> WHAT IS NEEDED
Format the records, from the first line through the line containing "step-label: Step 2. [135,388,205,448]", as a Markdown table with the columns No. and Line. Number each row, and skip any blank lines.

+ + + +

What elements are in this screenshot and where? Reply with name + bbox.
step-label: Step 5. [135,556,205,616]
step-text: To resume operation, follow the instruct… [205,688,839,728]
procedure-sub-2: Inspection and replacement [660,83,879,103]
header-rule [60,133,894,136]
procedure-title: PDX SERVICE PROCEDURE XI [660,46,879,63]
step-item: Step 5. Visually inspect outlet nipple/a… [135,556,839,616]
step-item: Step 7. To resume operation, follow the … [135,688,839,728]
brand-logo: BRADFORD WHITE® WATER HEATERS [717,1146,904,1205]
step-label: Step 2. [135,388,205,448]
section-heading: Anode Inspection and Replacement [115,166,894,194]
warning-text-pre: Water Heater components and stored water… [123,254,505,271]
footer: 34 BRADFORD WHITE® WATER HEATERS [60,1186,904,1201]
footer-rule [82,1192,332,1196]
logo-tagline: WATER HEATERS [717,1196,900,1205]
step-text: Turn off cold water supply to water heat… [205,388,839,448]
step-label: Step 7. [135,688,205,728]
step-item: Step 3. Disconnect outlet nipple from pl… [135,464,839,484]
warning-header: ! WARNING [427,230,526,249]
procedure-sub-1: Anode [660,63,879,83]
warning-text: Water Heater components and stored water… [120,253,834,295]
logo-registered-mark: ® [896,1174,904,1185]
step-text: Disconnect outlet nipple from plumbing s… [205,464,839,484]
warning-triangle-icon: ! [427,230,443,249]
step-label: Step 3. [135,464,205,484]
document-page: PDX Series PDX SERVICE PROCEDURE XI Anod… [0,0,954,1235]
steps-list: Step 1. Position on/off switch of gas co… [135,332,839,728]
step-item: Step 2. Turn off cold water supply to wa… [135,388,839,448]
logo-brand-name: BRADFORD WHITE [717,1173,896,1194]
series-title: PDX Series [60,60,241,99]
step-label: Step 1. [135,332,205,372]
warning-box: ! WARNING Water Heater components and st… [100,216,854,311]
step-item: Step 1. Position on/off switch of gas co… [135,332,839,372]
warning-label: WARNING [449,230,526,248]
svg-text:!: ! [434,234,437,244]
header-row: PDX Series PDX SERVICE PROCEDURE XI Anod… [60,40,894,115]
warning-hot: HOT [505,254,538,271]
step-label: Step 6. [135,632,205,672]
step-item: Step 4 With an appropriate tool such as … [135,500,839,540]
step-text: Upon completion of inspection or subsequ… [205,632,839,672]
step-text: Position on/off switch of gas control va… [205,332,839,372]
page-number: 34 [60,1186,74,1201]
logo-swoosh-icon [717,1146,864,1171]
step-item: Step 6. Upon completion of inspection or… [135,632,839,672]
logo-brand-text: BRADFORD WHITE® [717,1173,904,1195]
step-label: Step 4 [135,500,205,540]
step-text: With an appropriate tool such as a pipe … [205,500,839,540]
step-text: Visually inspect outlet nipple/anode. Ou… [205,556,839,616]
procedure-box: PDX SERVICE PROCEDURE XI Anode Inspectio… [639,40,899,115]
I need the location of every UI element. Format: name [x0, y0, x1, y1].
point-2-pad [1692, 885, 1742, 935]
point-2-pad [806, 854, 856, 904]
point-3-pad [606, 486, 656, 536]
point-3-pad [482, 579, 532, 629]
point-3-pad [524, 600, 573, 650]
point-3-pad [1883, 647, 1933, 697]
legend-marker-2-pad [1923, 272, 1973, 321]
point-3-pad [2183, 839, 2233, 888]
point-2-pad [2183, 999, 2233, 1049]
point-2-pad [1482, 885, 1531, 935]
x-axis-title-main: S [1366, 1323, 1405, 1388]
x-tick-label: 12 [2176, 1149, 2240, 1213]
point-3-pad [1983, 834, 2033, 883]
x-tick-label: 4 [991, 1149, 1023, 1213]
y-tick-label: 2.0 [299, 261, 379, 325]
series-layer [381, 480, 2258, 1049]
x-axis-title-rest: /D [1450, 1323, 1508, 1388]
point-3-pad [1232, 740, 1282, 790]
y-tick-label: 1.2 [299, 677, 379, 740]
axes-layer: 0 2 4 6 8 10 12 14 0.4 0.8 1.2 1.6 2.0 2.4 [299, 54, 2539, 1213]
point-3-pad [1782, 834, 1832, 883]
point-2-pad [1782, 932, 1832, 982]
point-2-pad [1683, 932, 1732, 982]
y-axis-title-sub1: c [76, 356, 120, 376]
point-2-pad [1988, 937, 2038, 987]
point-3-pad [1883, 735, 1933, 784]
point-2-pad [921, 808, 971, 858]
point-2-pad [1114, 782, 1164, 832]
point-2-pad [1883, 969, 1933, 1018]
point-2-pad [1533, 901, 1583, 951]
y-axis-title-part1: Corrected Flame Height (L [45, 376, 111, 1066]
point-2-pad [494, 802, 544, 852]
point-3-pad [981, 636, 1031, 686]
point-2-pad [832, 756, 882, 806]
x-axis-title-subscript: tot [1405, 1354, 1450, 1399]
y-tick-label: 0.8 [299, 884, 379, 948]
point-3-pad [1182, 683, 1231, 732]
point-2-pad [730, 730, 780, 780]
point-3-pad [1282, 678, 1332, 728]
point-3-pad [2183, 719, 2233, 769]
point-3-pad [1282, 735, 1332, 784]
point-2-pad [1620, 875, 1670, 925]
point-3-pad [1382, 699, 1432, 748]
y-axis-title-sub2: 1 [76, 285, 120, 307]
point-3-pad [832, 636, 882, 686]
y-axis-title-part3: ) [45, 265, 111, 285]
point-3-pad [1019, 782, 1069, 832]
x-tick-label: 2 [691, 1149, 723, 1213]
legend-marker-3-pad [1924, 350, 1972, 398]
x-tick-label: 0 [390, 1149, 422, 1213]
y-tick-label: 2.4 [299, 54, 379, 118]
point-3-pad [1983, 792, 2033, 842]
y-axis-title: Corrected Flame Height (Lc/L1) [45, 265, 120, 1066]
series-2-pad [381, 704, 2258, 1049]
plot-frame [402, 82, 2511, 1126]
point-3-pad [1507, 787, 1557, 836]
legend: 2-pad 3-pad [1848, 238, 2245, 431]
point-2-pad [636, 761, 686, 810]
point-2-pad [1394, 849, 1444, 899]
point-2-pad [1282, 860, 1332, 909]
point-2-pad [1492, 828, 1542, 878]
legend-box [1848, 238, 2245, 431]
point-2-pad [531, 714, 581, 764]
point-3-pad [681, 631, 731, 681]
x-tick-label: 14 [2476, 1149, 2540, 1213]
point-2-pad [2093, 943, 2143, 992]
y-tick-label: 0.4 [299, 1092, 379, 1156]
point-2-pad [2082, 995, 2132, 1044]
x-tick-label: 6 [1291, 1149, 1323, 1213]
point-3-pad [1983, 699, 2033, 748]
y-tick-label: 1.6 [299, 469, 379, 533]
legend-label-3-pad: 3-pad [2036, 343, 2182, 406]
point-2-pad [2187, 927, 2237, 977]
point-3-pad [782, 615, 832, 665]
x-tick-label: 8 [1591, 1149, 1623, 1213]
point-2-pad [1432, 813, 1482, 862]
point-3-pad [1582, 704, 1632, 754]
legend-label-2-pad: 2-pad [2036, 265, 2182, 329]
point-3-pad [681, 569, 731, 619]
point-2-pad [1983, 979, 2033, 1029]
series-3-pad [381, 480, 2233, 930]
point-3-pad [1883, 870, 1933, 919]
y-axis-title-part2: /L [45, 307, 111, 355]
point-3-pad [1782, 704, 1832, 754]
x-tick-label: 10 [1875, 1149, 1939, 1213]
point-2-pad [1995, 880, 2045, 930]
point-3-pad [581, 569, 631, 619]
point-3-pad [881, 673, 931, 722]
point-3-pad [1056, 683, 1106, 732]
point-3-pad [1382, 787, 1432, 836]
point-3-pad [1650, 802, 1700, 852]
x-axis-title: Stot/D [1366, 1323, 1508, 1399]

+ + + +

> RESULT OF THE EXERCISE
| No. | Line |
|---|---|
| 1 | What elements are in this screenshot and where? Reply with name + bbox. |
| 2 | step-label: Step 5. [135,556,205,616] |
| 3 | step-text: To resume operation, follow the instruct… [205,688,839,728] |
| 4 | procedure-sub-2: Inspection and replacement [660,83,879,103] |
| 5 | header-rule [60,133,894,136] |
| 6 | procedure-title: PDX SERVICE PROCEDURE XI [660,46,879,63] |
| 7 | step-item: Step 5. Visually inspect outlet nipple/a… [135,556,839,616] |
| 8 | step-item: Step 7. To resume operation, follow the … [135,688,839,728] |
| 9 | brand-logo: BRADFORD WHITE® WATER HEATERS [717,1146,904,1205] |
| 10 | step-label: Step 2. [135,388,205,448] |